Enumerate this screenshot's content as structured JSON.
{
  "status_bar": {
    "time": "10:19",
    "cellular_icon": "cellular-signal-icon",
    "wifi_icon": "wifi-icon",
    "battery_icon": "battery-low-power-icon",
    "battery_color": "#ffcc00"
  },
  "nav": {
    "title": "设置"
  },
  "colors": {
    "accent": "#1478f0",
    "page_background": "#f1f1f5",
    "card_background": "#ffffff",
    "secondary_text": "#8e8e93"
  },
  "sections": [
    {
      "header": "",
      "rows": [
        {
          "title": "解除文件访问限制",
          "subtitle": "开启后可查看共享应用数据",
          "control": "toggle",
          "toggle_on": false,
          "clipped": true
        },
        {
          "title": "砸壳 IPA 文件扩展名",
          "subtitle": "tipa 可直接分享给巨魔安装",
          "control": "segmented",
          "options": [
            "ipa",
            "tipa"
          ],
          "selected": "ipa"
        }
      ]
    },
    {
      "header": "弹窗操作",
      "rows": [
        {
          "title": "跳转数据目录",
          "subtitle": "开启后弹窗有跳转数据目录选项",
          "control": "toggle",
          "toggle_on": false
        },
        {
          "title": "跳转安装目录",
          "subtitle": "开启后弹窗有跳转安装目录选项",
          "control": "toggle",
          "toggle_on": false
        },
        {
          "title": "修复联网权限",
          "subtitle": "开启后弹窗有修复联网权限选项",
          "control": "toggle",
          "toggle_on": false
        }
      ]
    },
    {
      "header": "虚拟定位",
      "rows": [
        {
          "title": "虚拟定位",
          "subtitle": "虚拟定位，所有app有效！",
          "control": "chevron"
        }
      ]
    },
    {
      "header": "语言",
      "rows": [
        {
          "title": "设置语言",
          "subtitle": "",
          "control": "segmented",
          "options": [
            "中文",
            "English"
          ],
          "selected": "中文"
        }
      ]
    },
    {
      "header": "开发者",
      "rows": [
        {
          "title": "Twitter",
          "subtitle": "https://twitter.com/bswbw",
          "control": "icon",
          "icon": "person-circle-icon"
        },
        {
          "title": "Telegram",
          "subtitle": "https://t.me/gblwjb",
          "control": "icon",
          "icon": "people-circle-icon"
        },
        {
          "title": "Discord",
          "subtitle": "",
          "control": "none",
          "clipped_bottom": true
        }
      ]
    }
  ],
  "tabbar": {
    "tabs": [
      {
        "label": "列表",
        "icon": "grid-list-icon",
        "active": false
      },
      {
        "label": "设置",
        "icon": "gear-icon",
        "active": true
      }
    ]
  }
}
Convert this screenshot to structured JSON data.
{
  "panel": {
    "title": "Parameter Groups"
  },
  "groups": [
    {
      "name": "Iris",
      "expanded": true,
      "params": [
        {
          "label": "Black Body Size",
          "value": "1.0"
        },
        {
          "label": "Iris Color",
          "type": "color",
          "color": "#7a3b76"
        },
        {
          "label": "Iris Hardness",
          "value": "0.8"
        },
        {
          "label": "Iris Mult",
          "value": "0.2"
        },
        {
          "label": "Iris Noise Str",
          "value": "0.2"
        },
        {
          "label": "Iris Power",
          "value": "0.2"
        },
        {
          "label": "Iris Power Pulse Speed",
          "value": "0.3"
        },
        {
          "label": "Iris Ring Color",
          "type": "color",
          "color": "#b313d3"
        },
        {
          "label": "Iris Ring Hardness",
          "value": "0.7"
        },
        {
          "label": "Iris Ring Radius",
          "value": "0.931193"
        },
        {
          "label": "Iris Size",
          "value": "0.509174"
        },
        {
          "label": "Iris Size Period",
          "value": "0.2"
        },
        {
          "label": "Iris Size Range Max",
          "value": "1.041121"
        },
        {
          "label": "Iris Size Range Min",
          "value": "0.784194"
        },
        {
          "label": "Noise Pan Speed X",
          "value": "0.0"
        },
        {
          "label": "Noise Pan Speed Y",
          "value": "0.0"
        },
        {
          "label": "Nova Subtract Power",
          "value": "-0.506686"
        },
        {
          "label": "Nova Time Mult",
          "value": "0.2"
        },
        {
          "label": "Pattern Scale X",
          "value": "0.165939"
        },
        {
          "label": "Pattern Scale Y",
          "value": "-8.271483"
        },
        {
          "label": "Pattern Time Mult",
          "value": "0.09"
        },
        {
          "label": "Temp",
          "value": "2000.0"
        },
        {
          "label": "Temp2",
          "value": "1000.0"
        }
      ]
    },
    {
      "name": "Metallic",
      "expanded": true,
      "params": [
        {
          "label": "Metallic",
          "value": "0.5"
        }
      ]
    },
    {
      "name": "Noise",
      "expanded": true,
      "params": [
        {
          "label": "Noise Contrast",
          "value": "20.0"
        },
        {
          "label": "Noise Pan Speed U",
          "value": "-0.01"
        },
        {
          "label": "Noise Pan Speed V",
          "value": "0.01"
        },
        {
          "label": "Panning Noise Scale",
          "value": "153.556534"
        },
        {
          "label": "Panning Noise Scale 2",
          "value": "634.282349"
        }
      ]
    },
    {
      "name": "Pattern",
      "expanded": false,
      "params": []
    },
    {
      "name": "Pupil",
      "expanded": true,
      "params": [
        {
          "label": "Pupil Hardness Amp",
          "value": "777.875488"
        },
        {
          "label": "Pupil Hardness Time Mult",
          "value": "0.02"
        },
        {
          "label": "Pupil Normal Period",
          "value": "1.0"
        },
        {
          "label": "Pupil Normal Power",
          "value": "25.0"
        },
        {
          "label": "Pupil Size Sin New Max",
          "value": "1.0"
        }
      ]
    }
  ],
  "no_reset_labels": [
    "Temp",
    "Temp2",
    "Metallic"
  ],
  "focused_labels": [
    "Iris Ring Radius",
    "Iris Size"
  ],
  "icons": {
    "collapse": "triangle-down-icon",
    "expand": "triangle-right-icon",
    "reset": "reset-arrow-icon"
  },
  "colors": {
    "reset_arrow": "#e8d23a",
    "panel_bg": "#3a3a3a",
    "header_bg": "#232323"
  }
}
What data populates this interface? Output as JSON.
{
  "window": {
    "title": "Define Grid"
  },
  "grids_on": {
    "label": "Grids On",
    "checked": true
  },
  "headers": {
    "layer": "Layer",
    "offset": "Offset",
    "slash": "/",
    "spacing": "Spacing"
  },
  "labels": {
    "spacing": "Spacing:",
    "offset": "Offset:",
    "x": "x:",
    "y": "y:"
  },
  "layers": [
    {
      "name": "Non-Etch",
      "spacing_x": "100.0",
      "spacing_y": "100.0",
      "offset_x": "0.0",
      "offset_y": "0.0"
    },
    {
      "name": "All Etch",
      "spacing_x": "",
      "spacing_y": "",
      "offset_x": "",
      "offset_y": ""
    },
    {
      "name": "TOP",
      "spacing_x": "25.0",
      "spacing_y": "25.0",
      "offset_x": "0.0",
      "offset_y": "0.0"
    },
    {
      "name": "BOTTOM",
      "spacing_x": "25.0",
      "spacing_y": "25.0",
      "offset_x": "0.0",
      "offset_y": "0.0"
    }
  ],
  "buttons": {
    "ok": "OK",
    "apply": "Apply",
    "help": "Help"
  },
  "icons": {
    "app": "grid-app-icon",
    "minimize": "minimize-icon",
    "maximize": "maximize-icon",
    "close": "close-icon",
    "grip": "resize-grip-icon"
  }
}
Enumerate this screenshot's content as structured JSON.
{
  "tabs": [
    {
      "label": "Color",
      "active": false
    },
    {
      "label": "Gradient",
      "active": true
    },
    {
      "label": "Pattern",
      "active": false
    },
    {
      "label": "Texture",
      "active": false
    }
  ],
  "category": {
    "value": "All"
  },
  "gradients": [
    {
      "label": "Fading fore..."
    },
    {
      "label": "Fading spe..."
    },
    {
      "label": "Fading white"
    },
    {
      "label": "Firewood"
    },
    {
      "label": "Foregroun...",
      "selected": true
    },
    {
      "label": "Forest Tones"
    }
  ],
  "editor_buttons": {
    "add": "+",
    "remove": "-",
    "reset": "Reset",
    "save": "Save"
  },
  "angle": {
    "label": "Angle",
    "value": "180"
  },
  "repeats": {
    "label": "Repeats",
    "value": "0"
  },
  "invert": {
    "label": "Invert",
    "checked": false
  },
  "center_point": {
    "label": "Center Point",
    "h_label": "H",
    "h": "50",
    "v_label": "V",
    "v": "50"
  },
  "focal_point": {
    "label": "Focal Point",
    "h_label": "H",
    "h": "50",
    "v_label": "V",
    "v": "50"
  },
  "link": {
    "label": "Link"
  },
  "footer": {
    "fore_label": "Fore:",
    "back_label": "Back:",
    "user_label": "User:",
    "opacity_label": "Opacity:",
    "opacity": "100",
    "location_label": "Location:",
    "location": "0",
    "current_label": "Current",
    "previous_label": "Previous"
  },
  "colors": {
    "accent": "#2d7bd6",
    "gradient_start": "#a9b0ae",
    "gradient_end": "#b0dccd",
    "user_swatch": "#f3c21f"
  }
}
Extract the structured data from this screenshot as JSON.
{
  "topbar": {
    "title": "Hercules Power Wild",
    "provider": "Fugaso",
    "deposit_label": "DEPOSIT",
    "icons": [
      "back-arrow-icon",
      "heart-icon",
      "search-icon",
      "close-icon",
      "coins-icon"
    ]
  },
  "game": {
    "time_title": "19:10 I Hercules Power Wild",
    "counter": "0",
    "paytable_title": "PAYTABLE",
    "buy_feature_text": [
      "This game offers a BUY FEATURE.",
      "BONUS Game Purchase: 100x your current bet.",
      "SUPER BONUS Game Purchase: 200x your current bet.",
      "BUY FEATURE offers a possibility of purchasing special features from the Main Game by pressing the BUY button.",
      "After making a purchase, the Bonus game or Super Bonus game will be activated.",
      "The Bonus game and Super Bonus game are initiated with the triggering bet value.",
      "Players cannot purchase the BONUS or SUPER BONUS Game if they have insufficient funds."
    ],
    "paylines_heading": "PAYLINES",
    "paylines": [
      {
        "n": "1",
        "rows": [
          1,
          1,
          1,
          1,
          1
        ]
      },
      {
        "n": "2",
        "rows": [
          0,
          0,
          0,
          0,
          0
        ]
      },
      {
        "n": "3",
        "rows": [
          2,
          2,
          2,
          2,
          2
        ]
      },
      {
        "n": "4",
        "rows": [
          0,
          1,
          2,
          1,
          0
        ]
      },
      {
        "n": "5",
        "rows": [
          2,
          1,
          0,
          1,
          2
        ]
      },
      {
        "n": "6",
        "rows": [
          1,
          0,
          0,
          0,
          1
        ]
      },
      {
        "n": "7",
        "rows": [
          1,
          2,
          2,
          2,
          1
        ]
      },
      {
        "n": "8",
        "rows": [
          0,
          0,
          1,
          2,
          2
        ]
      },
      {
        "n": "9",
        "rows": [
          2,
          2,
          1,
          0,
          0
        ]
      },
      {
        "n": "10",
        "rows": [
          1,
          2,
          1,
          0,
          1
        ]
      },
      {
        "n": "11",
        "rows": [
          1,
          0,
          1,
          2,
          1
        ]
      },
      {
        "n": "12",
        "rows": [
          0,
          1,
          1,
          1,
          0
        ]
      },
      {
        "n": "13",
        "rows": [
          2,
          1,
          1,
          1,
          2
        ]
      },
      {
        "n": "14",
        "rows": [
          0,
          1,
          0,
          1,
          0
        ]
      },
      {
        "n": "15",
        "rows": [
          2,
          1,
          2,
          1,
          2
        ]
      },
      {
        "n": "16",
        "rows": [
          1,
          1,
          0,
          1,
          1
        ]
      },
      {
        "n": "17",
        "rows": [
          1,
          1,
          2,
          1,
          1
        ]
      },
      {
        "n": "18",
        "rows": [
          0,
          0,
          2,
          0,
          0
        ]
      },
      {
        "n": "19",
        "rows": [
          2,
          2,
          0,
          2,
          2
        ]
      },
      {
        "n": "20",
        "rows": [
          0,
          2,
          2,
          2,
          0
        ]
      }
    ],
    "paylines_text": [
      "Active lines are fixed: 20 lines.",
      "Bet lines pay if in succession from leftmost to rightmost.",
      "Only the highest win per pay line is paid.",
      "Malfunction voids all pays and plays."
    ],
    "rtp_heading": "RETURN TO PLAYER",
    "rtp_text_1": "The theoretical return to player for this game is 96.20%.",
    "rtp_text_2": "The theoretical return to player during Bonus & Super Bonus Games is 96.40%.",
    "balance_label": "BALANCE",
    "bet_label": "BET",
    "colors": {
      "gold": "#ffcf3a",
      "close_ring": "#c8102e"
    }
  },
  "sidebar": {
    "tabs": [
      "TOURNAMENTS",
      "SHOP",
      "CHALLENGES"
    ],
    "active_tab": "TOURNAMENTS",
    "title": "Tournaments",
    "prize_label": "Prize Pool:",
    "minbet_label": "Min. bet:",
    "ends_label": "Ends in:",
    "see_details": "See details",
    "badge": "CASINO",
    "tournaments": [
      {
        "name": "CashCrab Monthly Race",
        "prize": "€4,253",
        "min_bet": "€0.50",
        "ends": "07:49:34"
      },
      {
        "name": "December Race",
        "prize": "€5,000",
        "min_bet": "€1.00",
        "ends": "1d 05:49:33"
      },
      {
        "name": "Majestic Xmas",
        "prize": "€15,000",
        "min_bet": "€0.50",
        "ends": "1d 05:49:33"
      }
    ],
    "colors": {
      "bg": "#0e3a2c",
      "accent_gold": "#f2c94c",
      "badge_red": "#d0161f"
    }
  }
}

──────────────────────────────

* [AIM]:
Lines that include the word "Pupil" — how many are there in the data? Answer with the number alone.

* [EXERCISE ANSWER]:
6